-- START OF Extracted information --

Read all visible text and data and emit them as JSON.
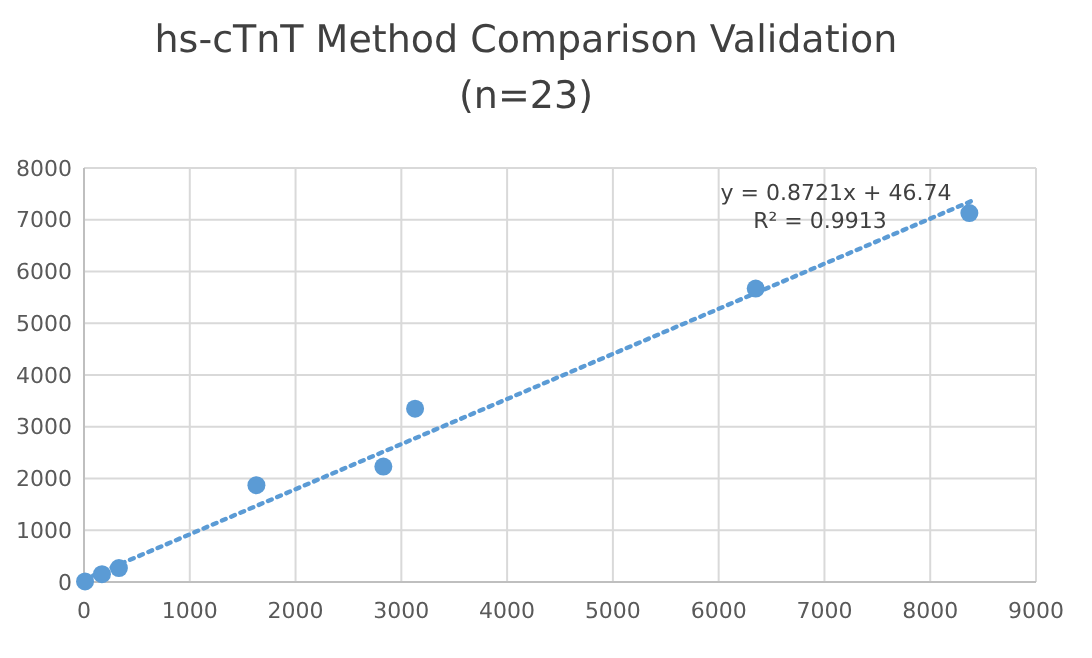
{
  "chart_data": {
    "type": "scatter",
    "title": "hs-cTnT Method Comparison Validation",
    "subtitle": "(n=23)",
    "series": [
      {
        "color": "#5b9bd5",
        "x": [
          10,
          170,
          330,
          1630,
          2830,
          3130,
          6350,
          8370
        ],
        "values": [
          10,
          150,
          270,
          1870,
          2230,
          3350,
          5670,
          7130
        ]
      },
      {
        "type": "line",
        "color": "#5b9bd5",
        "line_style": "dotted",
        "marker": "none",
        "x": [
          0,
          8400
        ],
        "values": [
          50,
          7370
        ]
      }
    ],
    "annotations": [
      "y = 0.8721x + 46.74",
      "R² = 0.9913"
    ],
    "xlim": [
      0,
      9000
    ],
    "xticks": [
      0,
      1000,
      2000,
      3000,
      4000,
      5000,
      6000,
      7000,
      8000,
      9000
    ],
    "ylim": [
      0,
      8000
    ],
    "yticks": [
      0,
      1000,
      2000,
      3000,
      4000,
      5000,
      6000,
      7000,
      8000
    ],
    "grid": true,
    "marker": "circle"
  }
}
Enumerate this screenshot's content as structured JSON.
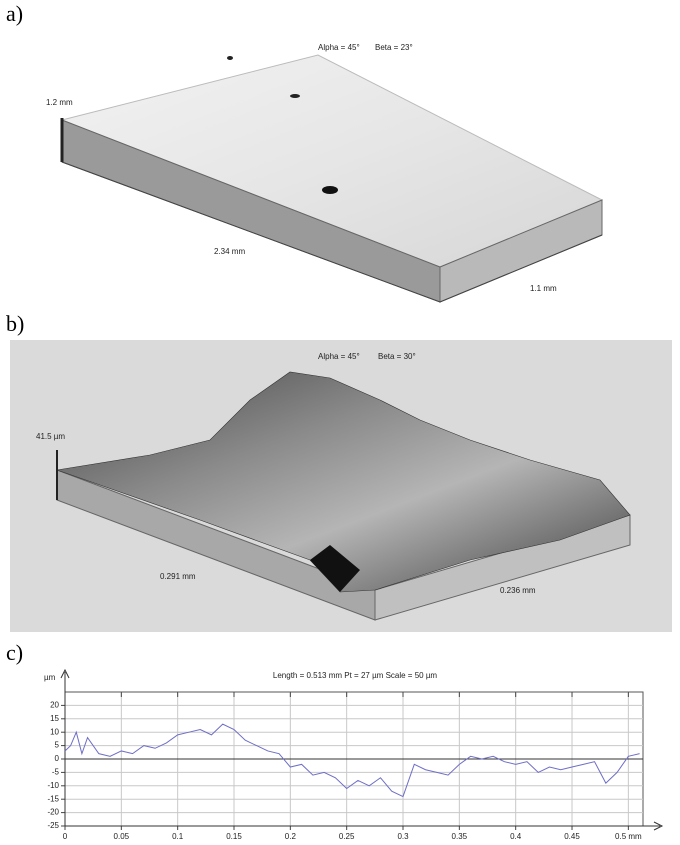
{
  "panel_a": {
    "label": "a)",
    "alpha": "Alpha = 45°",
    "beta": "Beta = 23°",
    "height": "1.2 mm",
    "length": "2.34 mm",
    "width": "1.1 mm"
  },
  "panel_b": {
    "label": "b)",
    "alpha": "Alpha = 45°",
    "beta": "Beta = 30°",
    "height": "41.5 µm",
    "length": "0.291 mm",
    "width": "0.236 mm"
  },
  "panel_c": {
    "label": "c)"
  },
  "chart_data": {
    "type": "line",
    "title": "Length = 0.513 mm  Pt = 27 µm  Scale = 50 µm",
    "y_label": "µm",
    "color": "#6e6ec8",
    "grid": true,
    "x": [
      0,
      0.005,
      0.01,
      0.015,
      0.02,
      0.03,
      0.04,
      0.05,
      0.06,
      0.07,
      0.08,
      0.09,
      0.1,
      0.11,
      0.12,
      0.13,
      0.14,
      0.15,
      0.16,
      0.17,
      0.18,
      0.19,
      0.2,
      0.21,
      0.22,
      0.23,
      0.24,
      0.25,
      0.26,
      0.27,
      0.28,
      0.29,
      0.3,
      0.31,
      0.32,
      0.33,
      0.34,
      0.35,
      0.36,
      0.37,
      0.38,
      0.39,
      0.4,
      0.41,
      0.42,
      0.43,
      0.44,
      0.45,
      0.46,
      0.47,
      0.48,
      0.49,
      0.5,
      0.51
    ],
    "values": [
      3,
      5,
      10,
      2,
      8,
      2,
      1,
      3,
      2,
      5,
      4,
      6,
      9,
      10,
      11,
      9,
      13,
      11,
      7,
      5,
      3,
      2,
      -3,
      -2,
      -6,
      -5,
      -7,
      -11,
      -8,
      -10,
      -7,
      -12,
      -14,
      -2,
      -4,
      -5,
      -6,
      -2,
      1,
      0,
      1,
      -1,
      -2,
      -1,
      -5,
      -3,
      -4,
      -3,
      -2,
      -1,
      -9,
      -5,
      1,
      2
    ],
    "xlim": [
      0,
      0.513
    ],
    "ylim": [
      -25,
      25
    ],
    "xticks": [
      0,
      0.05,
      0.1,
      0.15,
      0.2,
      0.25,
      0.3,
      0.35,
      0.4,
      0.45,
      {
        "value": 0.5,
        "label": "0.5 mm"
      }
    ],
    "yticks": [
      -25,
      -20,
      -15,
      -10,
      -5,
      0,
      5,
      10,
      15,
      20
    ]
  }
}
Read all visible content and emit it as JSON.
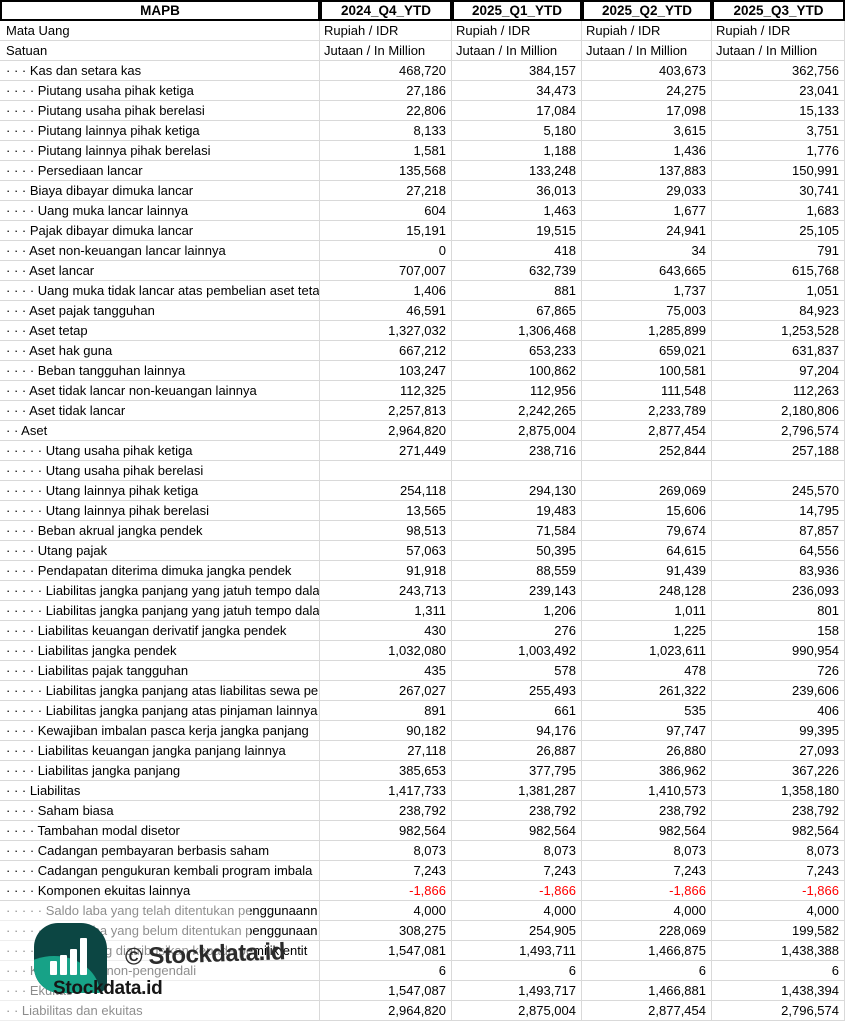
{
  "header": {
    "label": "MAPB",
    "periods": [
      "2024_Q4_YTD",
      "2025_Q1_YTD",
      "2025_Q2_YTD",
      "2025_Q3_YTD"
    ]
  },
  "meta_rows": [
    {
      "label": "Mata Uang",
      "values": [
        "Rupiah / IDR",
        "Rupiah / IDR",
        "Rupiah / IDR",
        "Rupiah / IDR"
      ]
    },
    {
      "label": "Satuan",
      "values": [
        "Jutaan / In Million",
        "Jutaan / In Million",
        "Jutaan / In Million",
        "Jutaan / In Million"
      ]
    }
  ],
  "rows": [
    {
      "dots": 3,
      "label": "Kas dan setara kas",
      "values": [
        "468,720",
        "384,157",
        "403,673",
        "362,756"
      ]
    },
    {
      "dots": 4,
      "label": "Piutang usaha pihak ketiga",
      "values": [
        "27,186",
        "34,473",
        "24,275",
        "23,041"
      ]
    },
    {
      "dots": 4,
      "label": "Piutang usaha pihak berelasi",
      "values": [
        "22,806",
        "17,084",
        "17,098",
        "15,133"
      ]
    },
    {
      "dots": 4,
      "label": "Piutang lainnya pihak ketiga",
      "values": [
        "8,133",
        "5,180",
        "3,615",
        "3,751"
      ]
    },
    {
      "dots": 4,
      "label": "Piutang lainnya pihak berelasi",
      "values": [
        "1,581",
        "1,188",
        "1,436",
        "1,776"
      ]
    },
    {
      "dots": 4,
      "label": "Persediaan lancar",
      "values": [
        "135,568",
        "133,248",
        "137,883",
        "150,991"
      ]
    },
    {
      "dots": 3,
      "label": "Biaya dibayar dimuka lancar",
      "values": [
        "27,218",
        "36,013",
        "29,033",
        "30,741"
      ]
    },
    {
      "dots": 4,
      "label": "Uang muka lancar lainnya",
      "values": [
        "604",
        "1,463",
        "1,677",
        "1,683"
      ]
    },
    {
      "dots": 3,
      "label": "Pajak dibayar dimuka lancar",
      "values": [
        "15,191",
        "19,515",
        "24,941",
        "25,105"
      ]
    },
    {
      "dots": 3,
      "label": "Aset non-keuangan lancar lainnya",
      "values": [
        "0",
        "418",
        "34",
        "791"
      ]
    },
    {
      "dots": 3,
      "label": "Aset lancar",
      "values": [
        "707,007",
        "632,739",
        "643,665",
        "615,768"
      ]
    },
    {
      "dots": 4,
      "label": "Uang muka tidak lancar atas pembelian aset teta",
      "values": [
        "1,406",
        "881",
        "1,737",
        "1,051"
      ]
    },
    {
      "dots": 3,
      "label": "Aset pajak tangguhan",
      "values": [
        "46,591",
        "67,865",
        "75,003",
        "84,923"
      ]
    },
    {
      "dots": 3,
      "label": "Aset tetap",
      "values": [
        "1,327,032",
        "1,306,468",
        "1,285,899",
        "1,253,528"
      ]
    },
    {
      "dots": 3,
      "label": "Aset hak guna",
      "values": [
        "667,212",
        "653,233",
        "659,021",
        "631,837"
      ]
    },
    {
      "dots": 4,
      "label": "Beban tangguhan lainnya",
      "values": [
        "103,247",
        "100,862",
        "100,581",
        "97,204"
      ]
    },
    {
      "dots": 3,
      "label": "Aset tidak lancar non-keuangan lainnya",
      "values": [
        "112,325",
        "112,956",
        "111,548",
        "112,263"
      ]
    },
    {
      "dots": 3,
      "label": "Aset tidak lancar",
      "values": [
        "2,257,813",
        "2,242,265",
        "2,233,789",
        "2,180,806"
      ]
    },
    {
      "dots": 2,
      "label": "Aset",
      "values": [
        "2,964,820",
        "2,875,004",
        "2,877,454",
        "2,796,574"
      ]
    },
    {
      "dots": 5,
      "label": "Utang usaha pihak ketiga",
      "values": [
        "271,449",
        "238,716",
        "252,844",
        "257,188"
      ]
    },
    {
      "dots": 5,
      "label": "Utang usaha pihak berelasi",
      "values": [
        "",
        "",
        "",
        ""
      ]
    },
    {
      "dots": 5,
      "label": "Utang lainnya pihak ketiga",
      "values": [
        "254,118",
        "294,130",
        "269,069",
        "245,570"
      ]
    },
    {
      "dots": 5,
      "label": "Utang lainnya pihak berelasi",
      "values": [
        "13,565",
        "19,483",
        "15,606",
        "14,795"
      ]
    },
    {
      "dots": 4,
      "label": "Beban akrual jangka pendek",
      "values": [
        "98,513",
        "71,584",
        "79,674",
        "87,857"
      ]
    },
    {
      "dots": 4,
      "label": "Utang pajak",
      "values": [
        "57,063",
        "50,395",
        "64,615",
        "64,556"
      ]
    },
    {
      "dots": 4,
      "label": "Pendapatan diterima dimuka jangka pendek",
      "values": [
        "91,918",
        "88,559",
        "91,439",
        "83,936"
      ]
    },
    {
      "dots": 5,
      "label": "Liabilitas jangka panjang yang jatuh tempo dala",
      "values": [
        "243,713",
        "239,143",
        "248,128",
        "236,093"
      ]
    },
    {
      "dots": 5,
      "label": "Liabilitas jangka panjang yang jatuh tempo dala",
      "values": [
        "1,311",
        "1,206",
        "1,011",
        "801"
      ]
    },
    {
      "dots": 4,
      "label": "Liabilitas keuangan derivatif jangka pendek",
      "values": [
        "430",
        "276",
        "1,225",
        "158"
      ]
    },
    {
      "dots": 4,
      "label": "Liabilitas jangka pendek",
      "values": [
        "1,032,080",
        "1,003,492",
        "1,023,611",
        "990,954"
      ]
    },
    {
      "dots": 4,
      "label": "Liabilitas pajak tangguhan",
      "values": [
        "435",
        "578",
        "478",
        "726"
      ]
    },
    {
      "dots": 5,
      "label": "Liabilitas jangka panjang atas liabilitas sewa pe",
      "values": [
        "267,027",
        "255,493",
        "261,322",
        "239,606"
      ]
    },
    {
      "dots": 5,
      "label": "Liabilitas jangka panjang atas pinjaman lainnya",
      "values": [
        "891",
        "661",
        "535",
        "406"
      ]
    },
    {
      "dots": 4,
      "label": "Kewajiban imbalan pasca kerja jangka panjang",
      "values": [
        "90,182",
        "94,176",
        "97,747",
        "99,395"
      ]
    },
    {
      "dots": 4,
      "label": "Liabilitas keuangan jangka panjang lainnya",
      "values": [
        "27,118",
        "26,887",
        "26,880",
        "27,093"
      ]
    },
    {
      "dots": 4,
      "label": "Liabilitas jangka panjang",
      "values": [
        "385,653",
        "377,795",
        "386,962",
        "367,226"
      ]
    },
    {
      "dots": 3,
      "label": "Liabilitas",
      "values": [
        "1,417,733",
        "1,381,287",
        "1,410,573",
        "1,358,180"
      ]
    },
    {
      "dots": 4,
      "label": "Saham biasa",
      "values": [
        "238,792",
        "238,792",
        "238,792",
        "238,792"
      ]
    },
    {
      "dots": 4,
      "label": "Tambahan modal disetor",
      "values": [
        "982,564",
        "982,564",
        "982,564",
        "982,564"
      ]
    },
    {
      "dots": 4,
      "label": "Cadangan pembayaran berbasis saham",
      "values": [
        "8,073",
        "8,073",
        "8,073",
        "8,073"
      ]
    },
    {
      "dots": 4,
      "label": "Cadangan pengukuran kembali program imbala",
      "values": [
        "7,243",
        "7,243",
        "7,243",
        "7,243"
      ]
    },
    {
      "dots": 4,
      "label": "Komponen ekuitas lainnya",
      "values": [
        "-1,866",
        "-1,866",
        "-1,866",
        "-1,866"
      ]
    },
    {
      "dots": 5,
      "label": "Saldo laba yang telah ditentukan penggunaann",
      "values": [
        "4,000",
        "4,000",
        "4,000",
        "4,000"
      ]
    },
    {
      "dots": 5,
      "label": "Saldo laba yang belum ditentukan penggunaan",
      "values": [
        "308,275",
        "254,905",
        "228,069",
        "199,582"
      ]
    },
    {
      "dots": 4,
      "label": "Ekuitas yang diatribusikan kepada pemilik entit",
      "values": [
        "1,547,081",
        "1,493,711",
        "1,466,875",
        "1,438,388"
      ]
    },
    {
      "dots": 3,
      "label": "Kepentingan non-pengendali",
      "values": [
        "6",
        "6",
        "6",
        "6"
      ]
    },
    {
      "dots": 3,
      "label": "Ekuitas",
      "values": [
        "1,547,087",
        "1,493,717",
        "1,466,881",
        "1,438,394"
      ]
    },
    {
      "dots": 2,
      "label": "Liabilitas dan ekuitas",
      "values": [
        "2,964,820",
        "2,875,004",
        "2,877,454",
        "2,796,574"
      ]
    }
  ],
  "watermark": {
    "copyright_text": "© Stockdata.id",
    "logo_text": "Stockdata.id"
  },
  "colors": {
    "negative_value": "#ff0000",
    "logo_dark_teal": "#0c4643",
    "logo_green": "#17a287",
    "watermark_text": "#2b2b2b"
  }
}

-- END OF Extracted information --

▶ The problem
Show all lines above holding "Piutang".

▶ Result for this exercise
      "label": "Piutang usaha pihak ketiga",
      "label": "Piutang usaha pihak berelasi",
      "label": "Piutang lainnya pihak ketiga",
      "label": "Piutang lainnya pihak berelasi",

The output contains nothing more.